**Exercise objective:**
Look through the records that follow. Copy every line containing the word "placeholder".

**Extracted entries:**

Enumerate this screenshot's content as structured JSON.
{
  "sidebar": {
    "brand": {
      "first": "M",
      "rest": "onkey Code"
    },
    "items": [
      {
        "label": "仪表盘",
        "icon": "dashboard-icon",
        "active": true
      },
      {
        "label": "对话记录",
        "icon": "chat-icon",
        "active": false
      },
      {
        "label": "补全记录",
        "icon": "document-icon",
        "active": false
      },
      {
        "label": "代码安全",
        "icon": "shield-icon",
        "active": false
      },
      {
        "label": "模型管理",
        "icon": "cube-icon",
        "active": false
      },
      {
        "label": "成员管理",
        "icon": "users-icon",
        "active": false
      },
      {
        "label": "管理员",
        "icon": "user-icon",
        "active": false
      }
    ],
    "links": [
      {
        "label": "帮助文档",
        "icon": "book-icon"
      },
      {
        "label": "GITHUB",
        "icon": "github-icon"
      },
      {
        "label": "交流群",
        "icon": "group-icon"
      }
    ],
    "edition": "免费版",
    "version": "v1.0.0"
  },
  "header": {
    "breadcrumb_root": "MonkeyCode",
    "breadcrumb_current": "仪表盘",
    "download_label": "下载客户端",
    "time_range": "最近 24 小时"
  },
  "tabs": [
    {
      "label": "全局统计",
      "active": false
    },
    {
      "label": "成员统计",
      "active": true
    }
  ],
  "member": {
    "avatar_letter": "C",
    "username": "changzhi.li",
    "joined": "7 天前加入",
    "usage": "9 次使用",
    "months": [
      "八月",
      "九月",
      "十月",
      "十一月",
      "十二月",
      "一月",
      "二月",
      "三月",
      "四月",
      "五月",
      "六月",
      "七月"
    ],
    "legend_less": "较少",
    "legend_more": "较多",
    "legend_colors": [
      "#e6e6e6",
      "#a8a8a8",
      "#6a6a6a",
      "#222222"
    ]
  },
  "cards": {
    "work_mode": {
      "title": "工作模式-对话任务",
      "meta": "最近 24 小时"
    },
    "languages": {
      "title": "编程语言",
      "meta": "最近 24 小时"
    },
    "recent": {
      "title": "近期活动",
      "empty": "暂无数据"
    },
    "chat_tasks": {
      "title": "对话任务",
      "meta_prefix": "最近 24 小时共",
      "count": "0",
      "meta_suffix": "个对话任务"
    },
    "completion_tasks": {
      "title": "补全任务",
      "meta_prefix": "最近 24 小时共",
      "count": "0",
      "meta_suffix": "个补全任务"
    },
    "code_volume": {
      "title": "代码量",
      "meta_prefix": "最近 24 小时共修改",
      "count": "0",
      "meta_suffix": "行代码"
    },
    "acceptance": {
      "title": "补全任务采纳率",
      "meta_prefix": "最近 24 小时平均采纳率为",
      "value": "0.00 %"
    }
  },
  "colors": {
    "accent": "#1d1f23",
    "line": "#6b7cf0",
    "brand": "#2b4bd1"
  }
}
==
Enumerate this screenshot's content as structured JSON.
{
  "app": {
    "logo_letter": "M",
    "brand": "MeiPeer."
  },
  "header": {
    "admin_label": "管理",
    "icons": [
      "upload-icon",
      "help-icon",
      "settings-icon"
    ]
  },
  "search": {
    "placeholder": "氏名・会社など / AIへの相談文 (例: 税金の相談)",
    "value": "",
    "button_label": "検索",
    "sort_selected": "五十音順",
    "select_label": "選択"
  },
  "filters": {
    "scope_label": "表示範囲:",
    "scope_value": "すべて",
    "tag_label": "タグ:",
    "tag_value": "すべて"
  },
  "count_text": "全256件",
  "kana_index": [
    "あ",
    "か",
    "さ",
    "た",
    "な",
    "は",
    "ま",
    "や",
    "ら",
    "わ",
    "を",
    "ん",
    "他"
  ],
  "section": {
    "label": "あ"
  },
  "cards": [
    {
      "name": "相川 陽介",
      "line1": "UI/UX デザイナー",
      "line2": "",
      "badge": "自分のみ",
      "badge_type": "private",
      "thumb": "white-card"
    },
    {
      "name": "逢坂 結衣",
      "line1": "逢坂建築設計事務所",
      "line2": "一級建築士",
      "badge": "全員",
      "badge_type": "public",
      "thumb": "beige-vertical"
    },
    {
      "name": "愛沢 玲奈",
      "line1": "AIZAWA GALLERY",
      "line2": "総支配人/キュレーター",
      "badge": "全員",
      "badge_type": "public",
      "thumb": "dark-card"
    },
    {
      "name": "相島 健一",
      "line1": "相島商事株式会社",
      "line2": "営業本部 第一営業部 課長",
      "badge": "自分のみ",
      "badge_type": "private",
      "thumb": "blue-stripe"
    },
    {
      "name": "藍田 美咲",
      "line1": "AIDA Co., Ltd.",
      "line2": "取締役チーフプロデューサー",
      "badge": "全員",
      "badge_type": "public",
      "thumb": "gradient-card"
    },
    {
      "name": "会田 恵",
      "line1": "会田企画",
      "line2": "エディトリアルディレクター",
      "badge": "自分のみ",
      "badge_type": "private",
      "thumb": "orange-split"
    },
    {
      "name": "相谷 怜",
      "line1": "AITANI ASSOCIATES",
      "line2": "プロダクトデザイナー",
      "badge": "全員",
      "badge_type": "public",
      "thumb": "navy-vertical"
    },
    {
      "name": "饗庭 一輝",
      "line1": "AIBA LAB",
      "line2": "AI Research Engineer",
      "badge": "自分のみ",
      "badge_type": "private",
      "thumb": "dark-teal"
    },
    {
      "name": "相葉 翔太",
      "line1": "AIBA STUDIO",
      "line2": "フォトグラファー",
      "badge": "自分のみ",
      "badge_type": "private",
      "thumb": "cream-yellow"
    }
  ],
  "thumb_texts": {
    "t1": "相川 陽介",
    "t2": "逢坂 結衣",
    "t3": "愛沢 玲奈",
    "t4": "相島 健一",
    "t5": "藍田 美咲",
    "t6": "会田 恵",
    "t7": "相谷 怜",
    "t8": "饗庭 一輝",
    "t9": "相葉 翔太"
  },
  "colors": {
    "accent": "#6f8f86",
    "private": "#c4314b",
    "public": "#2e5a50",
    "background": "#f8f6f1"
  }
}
...
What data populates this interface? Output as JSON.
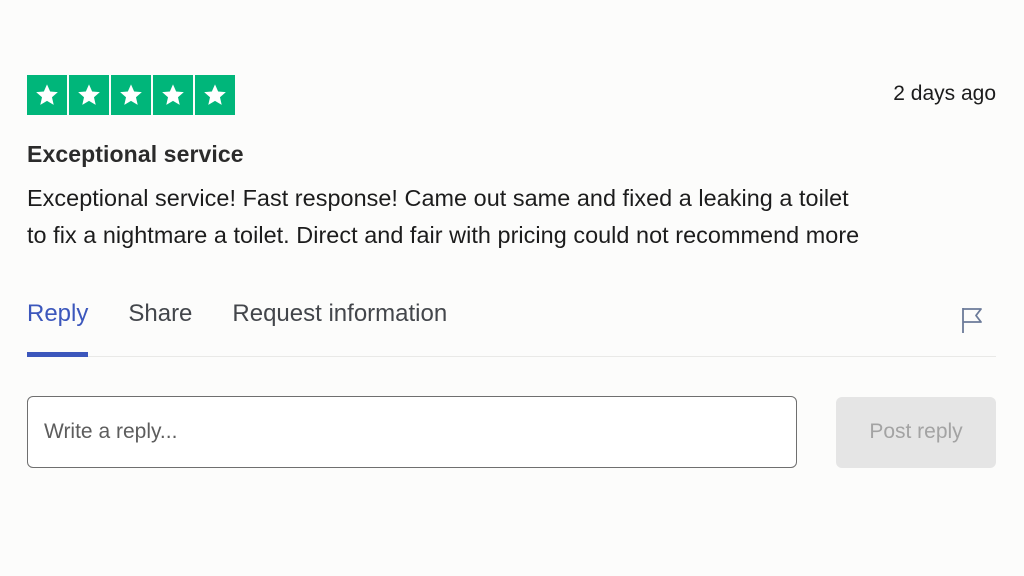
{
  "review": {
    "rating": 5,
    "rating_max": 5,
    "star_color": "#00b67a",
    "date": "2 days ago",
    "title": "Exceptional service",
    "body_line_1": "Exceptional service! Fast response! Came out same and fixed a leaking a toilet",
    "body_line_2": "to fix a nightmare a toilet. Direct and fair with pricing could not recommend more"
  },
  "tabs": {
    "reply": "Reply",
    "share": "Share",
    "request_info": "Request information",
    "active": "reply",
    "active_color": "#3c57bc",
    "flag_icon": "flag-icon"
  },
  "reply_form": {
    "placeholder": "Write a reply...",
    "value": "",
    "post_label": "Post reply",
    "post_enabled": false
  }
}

**Output for this task:**
    "placeholder": "氏名・会社など / AIへの相談文 (例: 税金の相談)",
    "placeholder": "Write a reply...",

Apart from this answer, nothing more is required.